● **What this task involves**
Return each line containing "yang".

● **Source data**
********

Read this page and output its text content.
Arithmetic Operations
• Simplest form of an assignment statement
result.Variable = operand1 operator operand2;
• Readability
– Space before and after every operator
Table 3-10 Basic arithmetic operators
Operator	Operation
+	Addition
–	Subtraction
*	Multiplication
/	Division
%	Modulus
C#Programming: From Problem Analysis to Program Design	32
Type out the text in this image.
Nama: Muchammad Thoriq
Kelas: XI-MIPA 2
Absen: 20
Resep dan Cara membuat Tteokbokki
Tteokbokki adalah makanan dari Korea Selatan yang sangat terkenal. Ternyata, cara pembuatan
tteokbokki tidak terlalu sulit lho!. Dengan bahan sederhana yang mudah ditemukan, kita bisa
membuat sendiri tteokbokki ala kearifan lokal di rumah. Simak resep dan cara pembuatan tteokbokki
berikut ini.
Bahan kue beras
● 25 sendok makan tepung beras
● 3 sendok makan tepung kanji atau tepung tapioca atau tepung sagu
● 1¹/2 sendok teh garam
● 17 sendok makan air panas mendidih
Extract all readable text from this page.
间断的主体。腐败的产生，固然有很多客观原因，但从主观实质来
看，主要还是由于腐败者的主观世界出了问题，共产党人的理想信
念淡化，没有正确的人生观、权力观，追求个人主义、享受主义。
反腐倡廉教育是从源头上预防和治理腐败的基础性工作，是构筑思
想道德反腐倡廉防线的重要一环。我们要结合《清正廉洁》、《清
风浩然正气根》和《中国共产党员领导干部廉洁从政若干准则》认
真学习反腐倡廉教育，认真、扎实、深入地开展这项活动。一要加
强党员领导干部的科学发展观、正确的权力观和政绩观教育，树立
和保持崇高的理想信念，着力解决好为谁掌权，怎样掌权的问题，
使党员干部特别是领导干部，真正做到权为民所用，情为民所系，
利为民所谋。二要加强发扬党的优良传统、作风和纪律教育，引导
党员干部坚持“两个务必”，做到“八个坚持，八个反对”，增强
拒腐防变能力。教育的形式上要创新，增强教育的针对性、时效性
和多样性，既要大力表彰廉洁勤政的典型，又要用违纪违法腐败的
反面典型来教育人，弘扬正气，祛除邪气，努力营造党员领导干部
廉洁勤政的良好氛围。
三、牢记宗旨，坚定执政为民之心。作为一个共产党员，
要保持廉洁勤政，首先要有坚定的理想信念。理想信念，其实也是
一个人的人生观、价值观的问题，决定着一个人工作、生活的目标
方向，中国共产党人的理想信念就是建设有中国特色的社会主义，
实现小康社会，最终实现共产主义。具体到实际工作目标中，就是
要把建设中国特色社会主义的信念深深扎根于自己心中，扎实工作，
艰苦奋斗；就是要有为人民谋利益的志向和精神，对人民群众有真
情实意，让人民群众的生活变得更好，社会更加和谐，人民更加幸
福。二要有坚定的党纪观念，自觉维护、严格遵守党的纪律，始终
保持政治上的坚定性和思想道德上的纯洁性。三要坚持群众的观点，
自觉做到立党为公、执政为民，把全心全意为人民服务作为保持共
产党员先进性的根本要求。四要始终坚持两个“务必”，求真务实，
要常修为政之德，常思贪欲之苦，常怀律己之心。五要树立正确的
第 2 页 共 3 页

********

● **Written response**
Tteokbokki adalah makanan dari Korea Selatan yang sangat terkenal. Ternyata, cara pembuatan
tteokbokki tidak terlalu sulit lho!. Dengan bahan sederhana yang mudah ditemukan, kita bisa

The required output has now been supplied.